- [Written task]
Return all lines from the listing below in which the string "name" occurs.

■ ■ ■

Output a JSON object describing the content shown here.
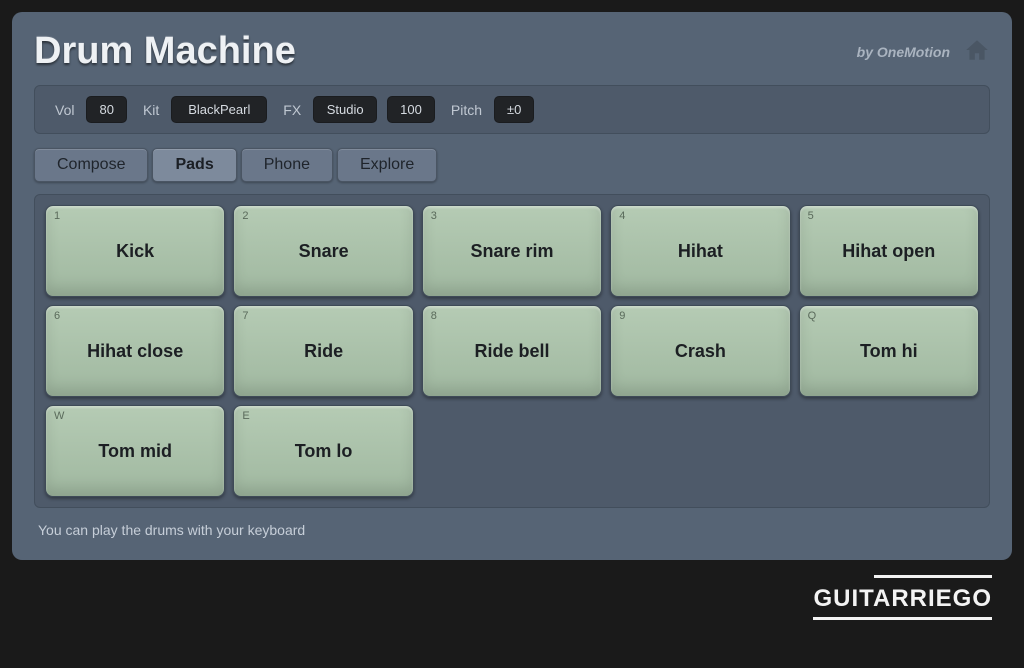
{
  "header": {
    "title": "Drum Machine",
    "byline": "by OneMotion"
  },
  "toolbar": {
    "vol_label": "Vol",
    "vol_value": "80",
    "kit_label": "Kit",
    "kit_value": "BlackPearl",
    "fx_label": "FX",
    "fx_value": "Studio",
    "fx_amount": "100",
    "pitch_label": "Pitch",
    "pitch_value": "±0"
  },
  "tabs": {
    "compose": "Compose",
    "pads": "Pads",
    "phone": "Phone",
    "explore": "Explore",
    "active": "pads"
  },
  "pads": [
    {
      "key": "1",
      "name": "Kick"
    },
    {
      "key": "2",
      "name": "Snare"
    },
    {
      "key": "3",
      "name": "Snare rim"
    },
    {
      "key": "4",
      "name": "Hihat"
    },
    {
      "key": "5",
      "name": "Hihat open"
    },
    {
      "key": "6",
      "name": "Hihat close"
    },
    {
      "key": "7",
      "name": "Ride"
    },
    {
      "key": "8",
      "name": "Ride bell"
    },
    {
      "key": "9",
      "name": "Crash"
    },
    {
      "key": "Q",
      "name": "Tom hi"
    },
    {
      "key": "W",
      "name": "Tom mid"
    },
    {
      "key": "E",
      "name": "Tom lo"
    }
  ],
  "hint": "You can play the drums with your keyboard",
  "watermark": "GUITARRIEGO"
}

■ ■ ■

- [Expected answer]
      "name": "Kick"
      "name": "Snare"
      "name": "Snare rim"
      "name": "Hihat"
      "name": "Hihat open"
      "name": "Hihat close"
      "name": "Ride"
      "name": "Ride bell"
      "name": "Crash"
      "name": "Tom hi"
      "name": "Tom mid"
      "name": "Tom lo"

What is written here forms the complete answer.